### What to produce
Repeat each record exactly. Any picture gets left out.

## start Working data

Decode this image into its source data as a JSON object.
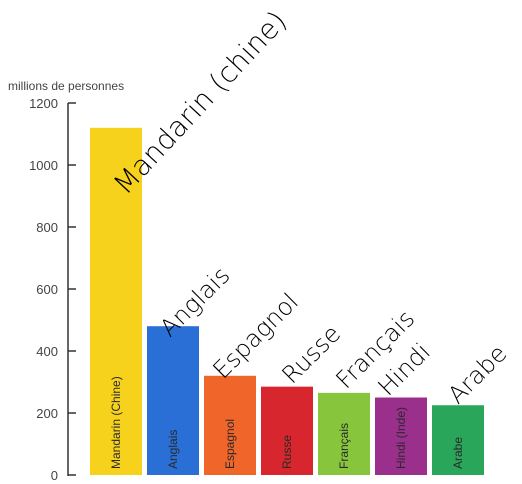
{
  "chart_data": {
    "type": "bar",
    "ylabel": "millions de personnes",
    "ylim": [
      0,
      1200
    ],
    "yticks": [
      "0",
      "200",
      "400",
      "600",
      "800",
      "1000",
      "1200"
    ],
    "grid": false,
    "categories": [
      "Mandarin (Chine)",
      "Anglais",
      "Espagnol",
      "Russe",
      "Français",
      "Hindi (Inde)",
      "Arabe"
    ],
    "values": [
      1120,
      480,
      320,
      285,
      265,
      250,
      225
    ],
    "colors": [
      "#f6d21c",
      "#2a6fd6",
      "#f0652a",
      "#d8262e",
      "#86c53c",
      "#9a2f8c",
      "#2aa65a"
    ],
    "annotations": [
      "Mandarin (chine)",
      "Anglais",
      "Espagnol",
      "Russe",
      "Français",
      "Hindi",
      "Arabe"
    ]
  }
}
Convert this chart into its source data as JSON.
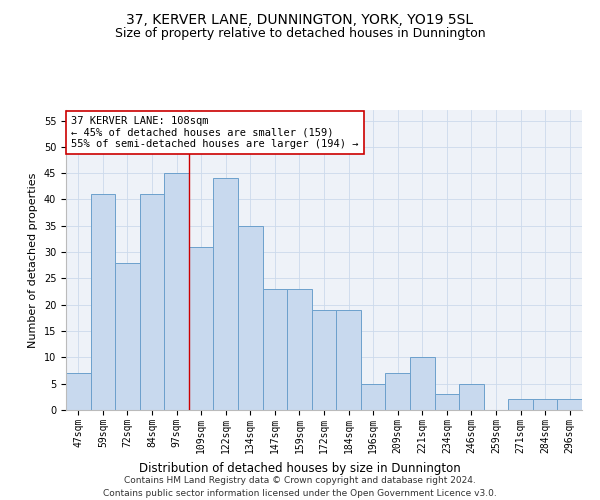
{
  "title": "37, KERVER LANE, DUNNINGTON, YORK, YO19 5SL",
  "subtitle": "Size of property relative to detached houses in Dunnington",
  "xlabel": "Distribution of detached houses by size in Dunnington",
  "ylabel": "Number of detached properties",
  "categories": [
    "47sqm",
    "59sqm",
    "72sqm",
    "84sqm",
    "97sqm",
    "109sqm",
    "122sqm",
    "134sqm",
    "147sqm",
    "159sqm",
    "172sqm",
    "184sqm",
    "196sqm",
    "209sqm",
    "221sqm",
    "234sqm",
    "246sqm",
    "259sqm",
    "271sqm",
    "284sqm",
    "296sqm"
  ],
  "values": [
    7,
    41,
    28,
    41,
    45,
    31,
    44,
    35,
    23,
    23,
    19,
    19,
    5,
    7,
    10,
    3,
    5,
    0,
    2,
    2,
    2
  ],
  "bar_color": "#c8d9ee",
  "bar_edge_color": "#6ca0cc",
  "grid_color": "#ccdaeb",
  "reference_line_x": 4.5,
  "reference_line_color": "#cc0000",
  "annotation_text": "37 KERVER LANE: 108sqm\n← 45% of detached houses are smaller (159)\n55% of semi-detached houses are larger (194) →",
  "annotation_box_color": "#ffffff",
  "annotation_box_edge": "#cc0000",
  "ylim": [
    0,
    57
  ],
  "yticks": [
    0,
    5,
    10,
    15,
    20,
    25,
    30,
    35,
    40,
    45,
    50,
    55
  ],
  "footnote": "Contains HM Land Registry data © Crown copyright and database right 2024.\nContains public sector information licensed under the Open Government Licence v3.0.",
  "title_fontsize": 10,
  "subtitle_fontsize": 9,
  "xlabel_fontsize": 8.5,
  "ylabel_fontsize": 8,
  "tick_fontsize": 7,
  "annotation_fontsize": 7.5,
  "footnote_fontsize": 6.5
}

## end Working data

### Answer
Decode this image into its source data as a JSON object.
{
  "chart_data": {
    "type": "bar",
    "ylabel": "millions de personnes",
    "ylim": [
      0,
      1200
    ],
    "yticks": [
      "0",
      "200",
      "400",
      "600",
      "800",
      "1000",
      "1200"
    ],
    "grid": false,
    "categories": [
      "Mandarin (Chine)",
      "Anglais",
      "Espagnol",
      "Russe",
      "Français",
      "Hindi (Inde)",
      "Arabe"
    ],
    "values": [
      1120,
      480,
      320,
      285,
      265,
      250,
      225
    ],
    "colors": [
      "#f6d21c",
      "#2a6fd6",
      "#f0652a",
      "#d8262e",
      "#86c53c",
      "#9a2f8c",
      "#2aa65a"
    ],
    "annotations": [
      "Mandarin (chine)",
      "Anglais",
      "Espagnol",
      "Russe",
      "Français",
      "Hindi",
      "Arabe"
    ]
  }
}
Convert this chart into its source data as JSON.
{
  "title": "37, KERVER LANE, DUNNINGTON, YORK, YO19 5SL",
  "subtitle": "Size of property relative to detached houses in Dunnington",
  "xlabel": "Distribution of detached houses by size in Dunnington",
  "ylabel": "Number of detached properties",
  "categories": [
    "47sqm",
    "59sqm",
    "72sqm",
    "84sqm",
    "97sqm",
    "109sqm",
    "122sqm",
    "134sqm",
    "147sqm",
    "159sqm",
    "172sqm",
    "184sqm",
    "196sqm",
    "209sqm",
    "221sqm",
    "234sqm",
    "246sqm",
    "259sqm",
    "271sqm",
    "284sqm",
    "296sqm"
  ],
  "values": [
    7,
    41,
    28,
    41,
    45,
    31,
    44,
    35,
    23,
    23,
    19,
    19,
    5,
    7,
    10,
    3,
    5,
    0,
    2,
    2,
    2
  ],
  "bar_color": "#c8d9ee",
  "bar_edge_color": "#6ca0cc",
  "grid_color": "#ccdaeb",
  "reference_line_x": 4.5,
  "reference_line_color": "#cc0000",
  "annotation_text": "37 KERVER LANE: 108sqm\n← 45% of detached houses are smaller (159)\n55% of semi-detached houses are larger (194) →",
  "annotation_box_color": "#ffffff",
  "annotation_box_edge": "#cc0000",
  "ylim": [
    0,
    57
  ],
  "yticks": [
    0,
    5,
    10,
    15,
    20,
    25,
    30,
    35,
    40,
    45,
    50,
    55
  ],
  "footnote": "Contains HM Land Registry data © Crown copyright and database right 2024.\nContains public sector information licensed under the Open Government Licence v3.0.",
  "title_fontsize": 10,
  "subtitle_fontsize": 9,
  "xlabel_fontsize": 8.5,
  "ylabel_fontsize": 8,
  "tick_fontsize": 7,
  "annotation_fontsize": 7.5,
  "footnote_fontsize": 6.5
}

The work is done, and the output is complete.